From the records below, copy every line that contains the word "more".

DATA LINES.
** START **

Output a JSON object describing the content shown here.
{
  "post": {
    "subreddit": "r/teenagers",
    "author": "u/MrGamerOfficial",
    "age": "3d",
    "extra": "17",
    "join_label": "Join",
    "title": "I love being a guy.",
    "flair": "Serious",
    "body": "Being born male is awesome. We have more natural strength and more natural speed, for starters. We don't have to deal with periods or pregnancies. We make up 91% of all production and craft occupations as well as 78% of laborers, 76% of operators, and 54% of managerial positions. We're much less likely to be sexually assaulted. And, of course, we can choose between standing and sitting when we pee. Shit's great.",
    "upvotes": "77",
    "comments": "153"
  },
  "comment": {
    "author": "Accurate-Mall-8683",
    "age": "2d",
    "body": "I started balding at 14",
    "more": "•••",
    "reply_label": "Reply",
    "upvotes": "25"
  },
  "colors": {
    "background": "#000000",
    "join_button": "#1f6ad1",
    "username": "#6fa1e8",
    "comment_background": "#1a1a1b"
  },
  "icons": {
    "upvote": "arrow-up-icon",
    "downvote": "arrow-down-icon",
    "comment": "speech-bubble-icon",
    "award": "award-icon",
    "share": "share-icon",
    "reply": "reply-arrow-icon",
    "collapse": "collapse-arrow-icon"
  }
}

** END **

REPLY.
    "body": "Being born male is awesome. We have more natural strength and more natural speed, for starters. We don't have to deal with periods or pregnancies. We make up 91% of all production and craft occupations as well as 78% of laborers, 76% of operators, and 54% of managerial positions. We're much less likely to be sexually assaulted. And, of course, we can choose between standing and sitting when we pee. Shit's great.",
    "more": "•••",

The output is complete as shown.